_STATED TASK:_
Report every line below that holds the word "Last".

[Figure collection entries]
• • • •
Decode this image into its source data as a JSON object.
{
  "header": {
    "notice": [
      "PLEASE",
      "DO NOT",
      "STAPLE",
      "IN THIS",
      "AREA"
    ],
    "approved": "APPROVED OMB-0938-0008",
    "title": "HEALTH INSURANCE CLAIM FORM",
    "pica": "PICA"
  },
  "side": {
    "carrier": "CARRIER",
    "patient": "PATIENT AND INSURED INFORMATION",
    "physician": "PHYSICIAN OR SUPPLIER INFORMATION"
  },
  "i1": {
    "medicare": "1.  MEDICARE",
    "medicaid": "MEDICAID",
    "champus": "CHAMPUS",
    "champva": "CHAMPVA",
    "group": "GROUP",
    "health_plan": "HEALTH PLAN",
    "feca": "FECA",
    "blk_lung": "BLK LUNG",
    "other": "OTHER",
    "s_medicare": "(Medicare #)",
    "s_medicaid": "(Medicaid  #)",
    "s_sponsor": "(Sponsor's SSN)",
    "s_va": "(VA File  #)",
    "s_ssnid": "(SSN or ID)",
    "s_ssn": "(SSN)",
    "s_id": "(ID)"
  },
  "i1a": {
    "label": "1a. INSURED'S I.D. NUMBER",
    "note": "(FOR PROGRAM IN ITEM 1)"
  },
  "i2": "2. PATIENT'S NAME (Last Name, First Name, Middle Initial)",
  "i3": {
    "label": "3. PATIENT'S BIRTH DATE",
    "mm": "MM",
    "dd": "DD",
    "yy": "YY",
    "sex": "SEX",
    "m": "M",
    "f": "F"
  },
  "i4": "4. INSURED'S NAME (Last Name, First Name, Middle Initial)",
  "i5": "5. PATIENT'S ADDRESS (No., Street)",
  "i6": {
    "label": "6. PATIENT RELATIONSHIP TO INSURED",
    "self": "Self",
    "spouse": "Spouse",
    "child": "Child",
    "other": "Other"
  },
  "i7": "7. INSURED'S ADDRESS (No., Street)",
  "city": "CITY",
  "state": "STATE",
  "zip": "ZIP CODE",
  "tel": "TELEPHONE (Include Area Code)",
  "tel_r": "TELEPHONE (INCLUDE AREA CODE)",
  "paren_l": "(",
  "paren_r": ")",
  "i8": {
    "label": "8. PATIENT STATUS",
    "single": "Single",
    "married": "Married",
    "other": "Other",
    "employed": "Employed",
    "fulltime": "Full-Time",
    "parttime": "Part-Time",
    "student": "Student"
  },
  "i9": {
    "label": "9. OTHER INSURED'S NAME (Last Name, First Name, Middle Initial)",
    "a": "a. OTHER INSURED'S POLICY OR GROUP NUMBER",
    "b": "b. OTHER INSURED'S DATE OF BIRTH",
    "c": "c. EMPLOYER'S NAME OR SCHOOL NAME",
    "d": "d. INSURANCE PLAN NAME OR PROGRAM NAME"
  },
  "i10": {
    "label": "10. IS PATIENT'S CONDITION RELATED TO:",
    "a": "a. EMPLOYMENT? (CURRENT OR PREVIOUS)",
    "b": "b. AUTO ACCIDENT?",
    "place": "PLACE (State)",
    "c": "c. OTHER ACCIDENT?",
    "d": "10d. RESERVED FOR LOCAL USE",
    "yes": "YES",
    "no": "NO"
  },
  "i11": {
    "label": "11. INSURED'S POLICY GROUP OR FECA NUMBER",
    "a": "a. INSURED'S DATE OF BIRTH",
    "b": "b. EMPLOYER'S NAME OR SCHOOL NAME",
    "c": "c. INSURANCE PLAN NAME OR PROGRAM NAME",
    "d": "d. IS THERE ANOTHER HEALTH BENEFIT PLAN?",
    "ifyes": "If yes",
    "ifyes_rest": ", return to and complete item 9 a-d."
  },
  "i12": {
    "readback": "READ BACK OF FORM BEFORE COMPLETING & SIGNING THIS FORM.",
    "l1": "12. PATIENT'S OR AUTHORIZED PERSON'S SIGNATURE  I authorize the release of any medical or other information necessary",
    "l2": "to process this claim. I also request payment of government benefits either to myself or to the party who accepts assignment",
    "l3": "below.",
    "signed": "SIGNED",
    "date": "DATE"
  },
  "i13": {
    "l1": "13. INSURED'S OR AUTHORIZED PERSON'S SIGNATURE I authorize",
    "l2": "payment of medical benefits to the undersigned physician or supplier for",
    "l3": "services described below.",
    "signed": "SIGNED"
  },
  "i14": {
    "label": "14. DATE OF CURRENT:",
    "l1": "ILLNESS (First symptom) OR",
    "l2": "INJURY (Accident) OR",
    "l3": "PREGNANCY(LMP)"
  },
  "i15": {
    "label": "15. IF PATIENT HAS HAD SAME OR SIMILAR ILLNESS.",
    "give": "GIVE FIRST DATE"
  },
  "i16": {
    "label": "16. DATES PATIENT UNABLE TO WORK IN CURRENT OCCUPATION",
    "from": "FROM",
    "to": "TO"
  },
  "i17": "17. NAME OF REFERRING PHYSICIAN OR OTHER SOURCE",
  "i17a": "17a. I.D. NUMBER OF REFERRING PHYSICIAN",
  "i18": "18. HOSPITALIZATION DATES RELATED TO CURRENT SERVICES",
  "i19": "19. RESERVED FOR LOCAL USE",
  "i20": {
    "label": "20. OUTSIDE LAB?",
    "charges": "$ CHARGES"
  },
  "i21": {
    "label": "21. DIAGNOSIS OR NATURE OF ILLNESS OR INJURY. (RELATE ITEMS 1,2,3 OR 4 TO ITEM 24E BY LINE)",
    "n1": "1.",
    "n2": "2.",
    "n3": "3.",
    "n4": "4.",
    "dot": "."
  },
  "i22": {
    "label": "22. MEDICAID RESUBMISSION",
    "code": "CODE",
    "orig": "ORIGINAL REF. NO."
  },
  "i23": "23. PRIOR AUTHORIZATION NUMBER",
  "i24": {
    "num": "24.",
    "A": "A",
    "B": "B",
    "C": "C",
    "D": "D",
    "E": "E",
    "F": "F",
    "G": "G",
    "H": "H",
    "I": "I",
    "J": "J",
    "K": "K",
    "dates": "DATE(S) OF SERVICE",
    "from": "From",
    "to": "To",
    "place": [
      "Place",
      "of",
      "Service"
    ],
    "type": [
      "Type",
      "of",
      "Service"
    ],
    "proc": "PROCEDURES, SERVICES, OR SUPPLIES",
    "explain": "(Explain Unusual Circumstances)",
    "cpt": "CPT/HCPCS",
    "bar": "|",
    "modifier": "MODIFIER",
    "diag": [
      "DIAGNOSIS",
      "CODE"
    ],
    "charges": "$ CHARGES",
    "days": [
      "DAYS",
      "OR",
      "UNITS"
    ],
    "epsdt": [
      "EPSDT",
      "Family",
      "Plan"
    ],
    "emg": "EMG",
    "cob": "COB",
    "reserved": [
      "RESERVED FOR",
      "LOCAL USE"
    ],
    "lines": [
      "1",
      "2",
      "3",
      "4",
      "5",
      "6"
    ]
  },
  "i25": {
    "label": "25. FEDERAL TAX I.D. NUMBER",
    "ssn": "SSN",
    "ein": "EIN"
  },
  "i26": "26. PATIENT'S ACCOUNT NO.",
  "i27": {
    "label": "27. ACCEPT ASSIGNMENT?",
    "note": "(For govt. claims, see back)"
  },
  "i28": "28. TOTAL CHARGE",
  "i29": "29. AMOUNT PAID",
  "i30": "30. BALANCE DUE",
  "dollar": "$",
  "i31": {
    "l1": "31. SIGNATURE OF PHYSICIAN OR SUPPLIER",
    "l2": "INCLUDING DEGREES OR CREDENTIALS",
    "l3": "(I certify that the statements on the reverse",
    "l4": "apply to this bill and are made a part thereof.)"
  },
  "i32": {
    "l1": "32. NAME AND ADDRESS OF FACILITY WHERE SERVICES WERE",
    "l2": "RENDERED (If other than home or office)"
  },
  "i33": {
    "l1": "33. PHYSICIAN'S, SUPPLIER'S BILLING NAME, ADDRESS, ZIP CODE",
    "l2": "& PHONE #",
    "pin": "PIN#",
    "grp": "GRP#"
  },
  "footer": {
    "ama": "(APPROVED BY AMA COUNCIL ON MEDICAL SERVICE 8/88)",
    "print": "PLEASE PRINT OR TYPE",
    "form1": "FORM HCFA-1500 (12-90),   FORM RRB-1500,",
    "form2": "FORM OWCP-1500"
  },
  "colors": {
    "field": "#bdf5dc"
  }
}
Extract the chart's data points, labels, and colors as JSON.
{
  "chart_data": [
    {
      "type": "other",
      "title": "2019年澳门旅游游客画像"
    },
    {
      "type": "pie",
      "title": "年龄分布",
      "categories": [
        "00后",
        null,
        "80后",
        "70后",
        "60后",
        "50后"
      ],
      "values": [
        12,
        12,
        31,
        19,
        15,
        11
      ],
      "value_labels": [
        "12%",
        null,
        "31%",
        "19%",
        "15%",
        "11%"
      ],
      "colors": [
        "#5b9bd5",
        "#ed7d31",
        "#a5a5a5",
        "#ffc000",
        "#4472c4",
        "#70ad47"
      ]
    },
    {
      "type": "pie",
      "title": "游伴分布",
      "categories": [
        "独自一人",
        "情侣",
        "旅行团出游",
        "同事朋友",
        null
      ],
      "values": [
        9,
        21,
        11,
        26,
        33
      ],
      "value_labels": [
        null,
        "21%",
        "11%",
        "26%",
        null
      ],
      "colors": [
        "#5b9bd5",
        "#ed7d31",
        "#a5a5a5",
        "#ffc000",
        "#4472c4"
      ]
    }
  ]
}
• • • •
_PROBLEM SOLUTION:_
  "i2": "2. PATIENT'S NAME (Last Name, First Name, Middle Initial)",
  "i4": "4. INSURED'S NAME (Last Name, First Name, Middle Initial)",
    "label": "9. OTHER INSURED'S NAME (Last Name, First Name, Middle Initial)",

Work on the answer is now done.